◆ WORK TO DO
Write out the entries, please, from the line containing "What text is on this page?" through their final line, exactly and with nothing else.

◆ Raw records

>>

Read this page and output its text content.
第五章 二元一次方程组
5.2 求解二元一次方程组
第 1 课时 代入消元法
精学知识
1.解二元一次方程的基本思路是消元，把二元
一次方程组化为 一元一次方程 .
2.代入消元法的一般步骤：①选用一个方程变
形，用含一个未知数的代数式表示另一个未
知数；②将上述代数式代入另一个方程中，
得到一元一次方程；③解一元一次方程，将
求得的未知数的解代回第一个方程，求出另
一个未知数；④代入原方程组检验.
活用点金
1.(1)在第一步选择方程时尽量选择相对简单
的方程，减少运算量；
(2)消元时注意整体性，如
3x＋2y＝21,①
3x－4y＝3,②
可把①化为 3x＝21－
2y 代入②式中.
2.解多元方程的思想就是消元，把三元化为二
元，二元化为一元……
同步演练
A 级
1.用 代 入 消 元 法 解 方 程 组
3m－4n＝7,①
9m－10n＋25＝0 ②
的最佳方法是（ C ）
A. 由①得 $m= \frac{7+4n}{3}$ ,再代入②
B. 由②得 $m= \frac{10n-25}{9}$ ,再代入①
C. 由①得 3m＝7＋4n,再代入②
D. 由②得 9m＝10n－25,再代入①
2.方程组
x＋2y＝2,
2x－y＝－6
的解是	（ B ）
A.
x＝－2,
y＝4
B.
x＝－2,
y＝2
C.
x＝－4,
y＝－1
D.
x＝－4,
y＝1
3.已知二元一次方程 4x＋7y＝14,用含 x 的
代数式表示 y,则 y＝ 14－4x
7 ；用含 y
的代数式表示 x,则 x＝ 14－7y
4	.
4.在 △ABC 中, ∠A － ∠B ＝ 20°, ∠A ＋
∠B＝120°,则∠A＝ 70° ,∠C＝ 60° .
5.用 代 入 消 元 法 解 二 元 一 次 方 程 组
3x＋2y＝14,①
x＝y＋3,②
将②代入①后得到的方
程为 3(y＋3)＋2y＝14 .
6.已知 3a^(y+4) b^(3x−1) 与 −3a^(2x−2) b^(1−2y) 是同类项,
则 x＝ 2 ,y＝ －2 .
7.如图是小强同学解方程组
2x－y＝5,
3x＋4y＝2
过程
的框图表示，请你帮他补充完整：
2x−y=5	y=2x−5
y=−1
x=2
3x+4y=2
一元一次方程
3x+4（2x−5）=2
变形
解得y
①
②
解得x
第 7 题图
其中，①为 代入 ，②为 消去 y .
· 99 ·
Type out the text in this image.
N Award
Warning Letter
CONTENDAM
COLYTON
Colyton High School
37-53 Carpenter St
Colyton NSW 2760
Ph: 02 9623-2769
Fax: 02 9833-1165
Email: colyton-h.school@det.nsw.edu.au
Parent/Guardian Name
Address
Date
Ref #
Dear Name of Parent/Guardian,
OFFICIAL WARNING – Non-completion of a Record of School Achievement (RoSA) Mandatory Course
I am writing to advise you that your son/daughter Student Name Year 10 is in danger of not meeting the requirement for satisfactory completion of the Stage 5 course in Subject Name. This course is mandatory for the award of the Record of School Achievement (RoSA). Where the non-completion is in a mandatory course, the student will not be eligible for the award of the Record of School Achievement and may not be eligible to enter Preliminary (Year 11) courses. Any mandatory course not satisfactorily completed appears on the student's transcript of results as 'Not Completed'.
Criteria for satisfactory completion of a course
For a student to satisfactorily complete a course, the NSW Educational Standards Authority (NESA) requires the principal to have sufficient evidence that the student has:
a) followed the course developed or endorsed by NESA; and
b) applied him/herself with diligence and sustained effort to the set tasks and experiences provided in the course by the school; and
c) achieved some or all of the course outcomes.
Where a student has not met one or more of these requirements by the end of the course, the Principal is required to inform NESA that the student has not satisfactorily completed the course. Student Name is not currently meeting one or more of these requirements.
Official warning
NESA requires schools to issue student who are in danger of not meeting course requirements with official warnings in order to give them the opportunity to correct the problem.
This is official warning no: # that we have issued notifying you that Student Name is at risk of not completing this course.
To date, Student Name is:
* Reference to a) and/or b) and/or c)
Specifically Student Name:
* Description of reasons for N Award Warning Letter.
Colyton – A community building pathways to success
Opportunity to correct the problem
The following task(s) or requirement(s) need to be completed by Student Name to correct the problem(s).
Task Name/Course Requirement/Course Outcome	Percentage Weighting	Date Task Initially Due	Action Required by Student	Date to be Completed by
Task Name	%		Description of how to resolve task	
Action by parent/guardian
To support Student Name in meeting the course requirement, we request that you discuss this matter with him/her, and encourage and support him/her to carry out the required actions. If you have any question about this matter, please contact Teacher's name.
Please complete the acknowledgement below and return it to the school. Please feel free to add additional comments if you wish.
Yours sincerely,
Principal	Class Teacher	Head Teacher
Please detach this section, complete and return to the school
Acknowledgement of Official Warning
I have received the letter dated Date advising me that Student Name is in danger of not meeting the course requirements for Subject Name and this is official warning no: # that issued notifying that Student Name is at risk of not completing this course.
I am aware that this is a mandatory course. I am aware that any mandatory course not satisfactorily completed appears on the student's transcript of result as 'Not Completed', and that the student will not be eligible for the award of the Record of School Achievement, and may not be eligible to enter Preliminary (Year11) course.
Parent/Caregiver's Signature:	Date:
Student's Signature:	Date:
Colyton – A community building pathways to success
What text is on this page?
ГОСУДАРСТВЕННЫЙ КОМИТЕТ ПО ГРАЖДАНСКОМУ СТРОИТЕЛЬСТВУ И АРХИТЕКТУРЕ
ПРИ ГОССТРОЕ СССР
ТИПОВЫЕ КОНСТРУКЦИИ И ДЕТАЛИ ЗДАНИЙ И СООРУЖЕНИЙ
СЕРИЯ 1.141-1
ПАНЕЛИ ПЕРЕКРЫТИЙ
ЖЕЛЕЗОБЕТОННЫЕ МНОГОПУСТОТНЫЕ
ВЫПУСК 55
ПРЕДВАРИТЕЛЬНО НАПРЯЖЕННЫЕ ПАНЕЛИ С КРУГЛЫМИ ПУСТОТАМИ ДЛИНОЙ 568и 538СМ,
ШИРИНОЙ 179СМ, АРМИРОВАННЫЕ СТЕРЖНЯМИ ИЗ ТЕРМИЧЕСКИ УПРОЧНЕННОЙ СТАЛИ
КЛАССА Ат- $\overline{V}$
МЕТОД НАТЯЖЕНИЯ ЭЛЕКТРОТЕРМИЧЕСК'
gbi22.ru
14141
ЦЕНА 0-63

<<

◆ ANSWER FOR THIS EXERCISE
What text is on this page?
ГОСУДАРСТВЕННЫЙ КОМИТЕТ ПО ГРАЖДАНСКОМУ СТРОИТЕЛЬСТВУ И АРХИТЕКТУРЕ
ПРИ ГОССТРОЕ СССР
ТИПОВЫЕ КОНСТРУКЦИИ И ДЕТАЛИ ЗДАНИЙ И СООРУЖЕНИЙ
СЕРИЯ 1.141-1
ПАНЕЛИ ПЕРЕКРЫТИЙ
ЖЕЛЕЗОБЕТОННЫЕ МНОГОПУСТОТНЫЕ
ВЫПУСК 55
ПРЕДВАРИТЕЛЬНО НАПРЯЖЕННЫЕ ПАНЕЛИ С КРУГЛЫМИ ПУСТОТАМИ ДЛИНОЙ 568и 538СМ,
ШИРИНОЙ 179СМ, АРМИРОВАННЫЕ СТЕРЖНЯМИ ИЗ ТЕРМИЧЕСКИ УПРОЧНЕННОЙ СТАЛИ
КЛАССА Ат- $\overline{V}$
МЕТОД НАТЯЖЕНИЯ ЭЛЕКТРОТЕРМИЧЕСК'
gbi22.ru
14141
ЦЕНА 0-63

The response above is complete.